Part of a data file:
start

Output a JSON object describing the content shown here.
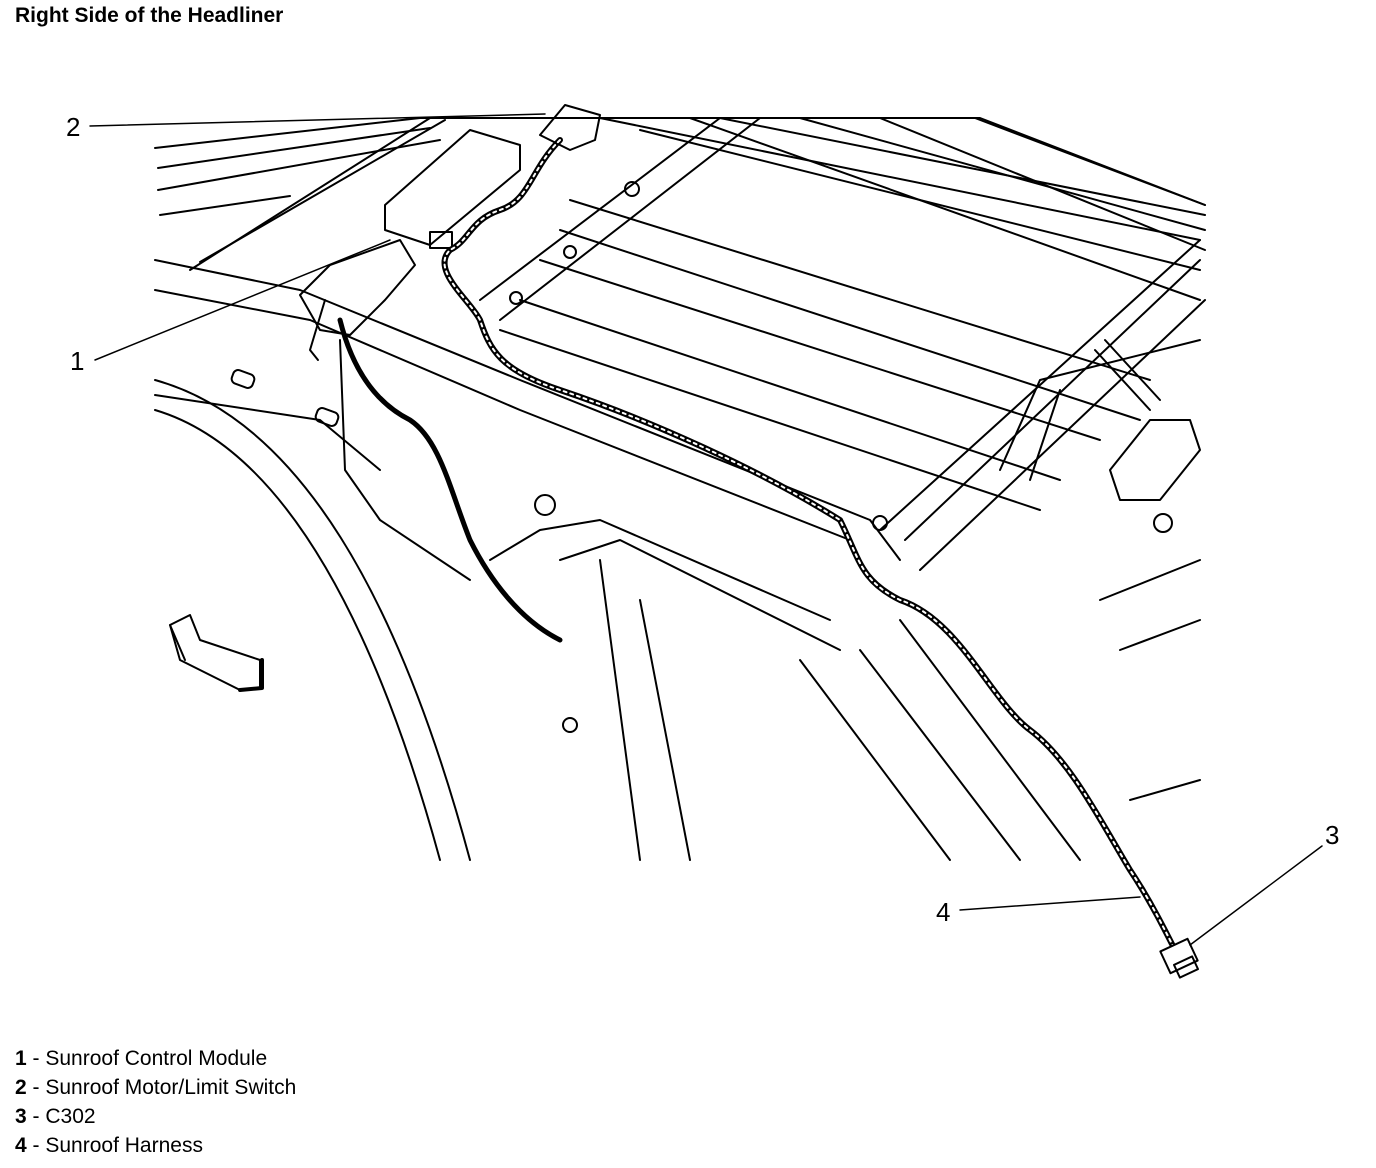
{
  "title": "Right Side of the Headliner",
  "callouts": [
    {
      "number": "1",
      "label": "Sunroof Control Module"
    },
    {
      "number": "2",
      "label": "Sunroof Motor/Limit Switch"
    },
    {
      "number": "3",
      "label": "C302"
    },
    {
      "number": "4",
      "label": "Sunroof Harness"
    }
  ],
  "legend_separator": " - ",
  "direction_arrow": "arrow-icon"
}
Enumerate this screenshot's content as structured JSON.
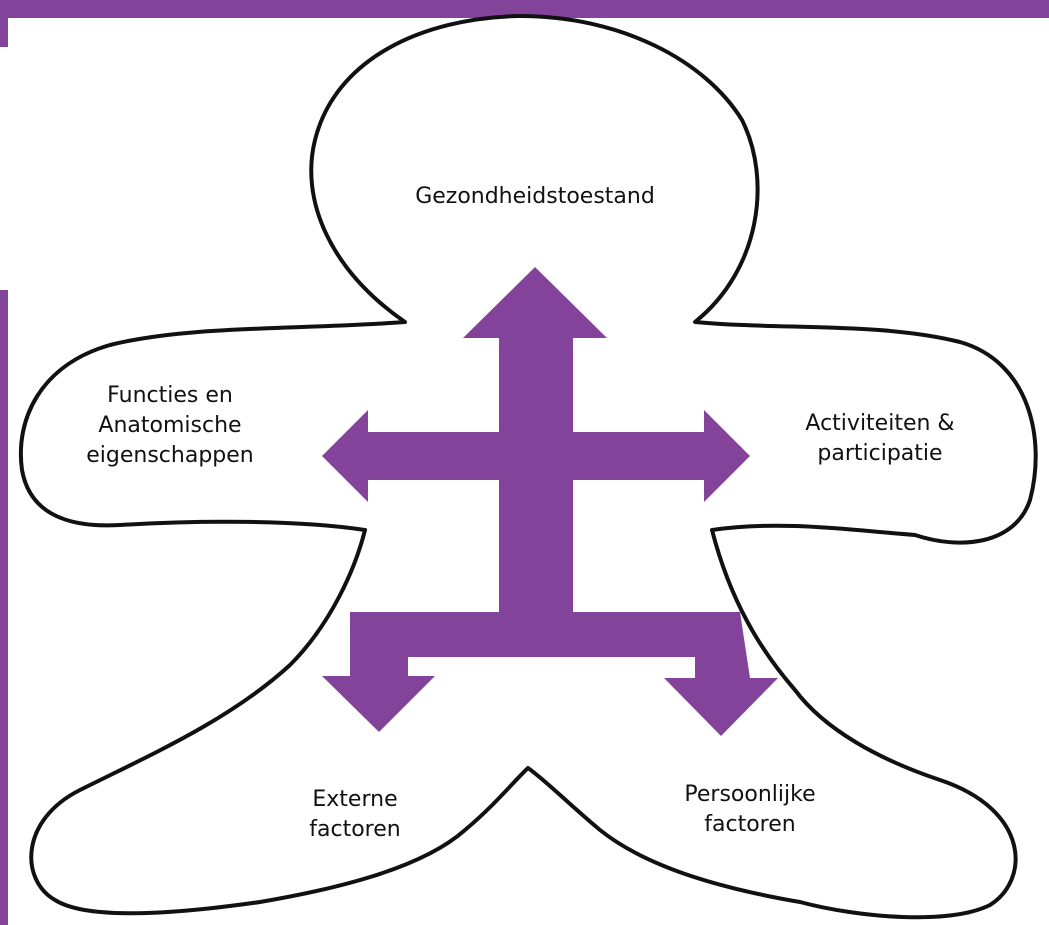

end

**TASK REQUIREMENTS**
The pictures should not be reproduced; quote all of the other material exactly.

**PROBLEM SOLUTION**
Output a JSON object describing the content shown here.
{
  "title": "Right Side of the Headliner",
  "callouts": [
    {
      "number": "1",
      "label": "Sunroof Control Module"
    },
    {
      "number": "2",
      "label": "Sunroof Motor/Limit Switch"
    },
    {
      "number": "3",
      "label": "C302"
    },
    {
      "number": "4",
      "label": "Sunroof Harness"
    }
  ],
  "legend_separator": " - ",
  "direction_arrow": "arrow-icon"
}
Enumerate this screenshot's content as structured JSON.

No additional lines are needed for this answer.